··· READING TEXT

And Jesus said to His disciples, “Truly I say to you, it is hard for a rich man to enter the kingdom of heaven. Again I say to you, it is easier for a camel to go through the eye of a needle, than for a rich man to enter the kingdom of God.” When the disciples heard this, they were very astonished and said, “Then who can be saved?” And looking at them Jesus said to them, “With people this is impossible, but with God all things are possible.”
According to Calvinism, it’s not only “possible,” but it’s also easy: Irresistible Grace.
One member of The Society of Evangelical Arminians explains: “How ‘hard’ is it to be irresistibly regenerated unto faith, repentance and salvation, thus entering the kingdom of heaven?” (SEA) Another member of The Society of Evangelical Arminians states: “If we are to believe in the Calvinist doctrine of ‘irresistible grace’, then why should it be any harder for a rich man to be saved? Surely God could simply regenerate them with the same ease that He regenerates poor people?” (SEA)

······
··· RAW DATA

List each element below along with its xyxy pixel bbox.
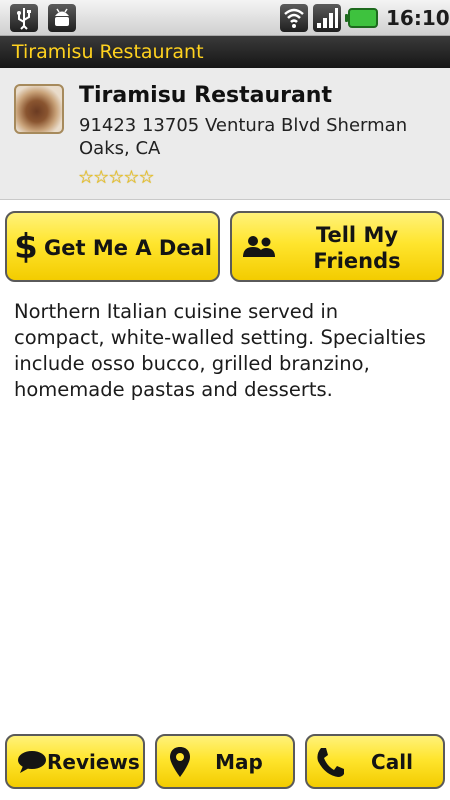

······
··· RAW DATA

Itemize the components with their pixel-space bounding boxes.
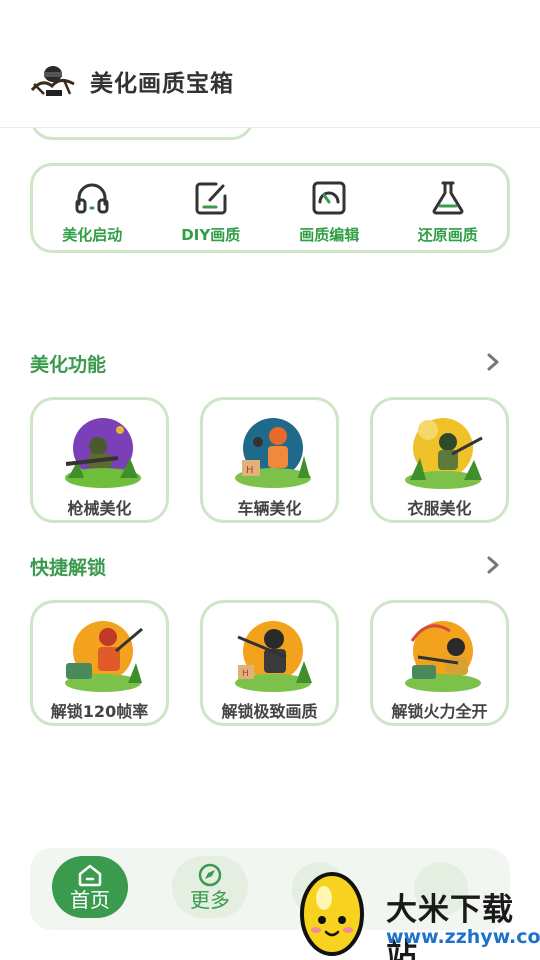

······

● WHAT TO WORK ON
[1] In the passage about the rich man and the kingdom of heaven, what does Jesus say is easier than a rich man entering the kingdom of God?
[2] Carry on the passage about the rich man and the kingdom of heaven from its last sentence.

● EXPECTED RESULTS
[1] A camel going through the eye of a needle.

[2]
Calvin-bot-2000: Anyone who understands the fallen state of man, in deadness and sins, and in utter dependence upon God for divine mercy, through sovereign grace, certainly has no problem with recognizing the difficulty of fallen man to come to Christ.
But Calvin-bot, while I understand that fallen man is subject to the depraved nature, and is totally reliant upon the grace of God for mercy, since this verse states that it is harder for a rich man to enter the kingdom of God, doesn’t it stand to reason, then, that it is conversely easier for a poor man to enter the kingdom of God, and if not, then what is the point of connecting wealth with conversion? And how would it be easier? It would be easier, generally speaking, because a less wealthy person would be less attached to the things of this world, and hence less resistant to the preceding grace of God, which convicts a person of their sins and instills a need for a Savior.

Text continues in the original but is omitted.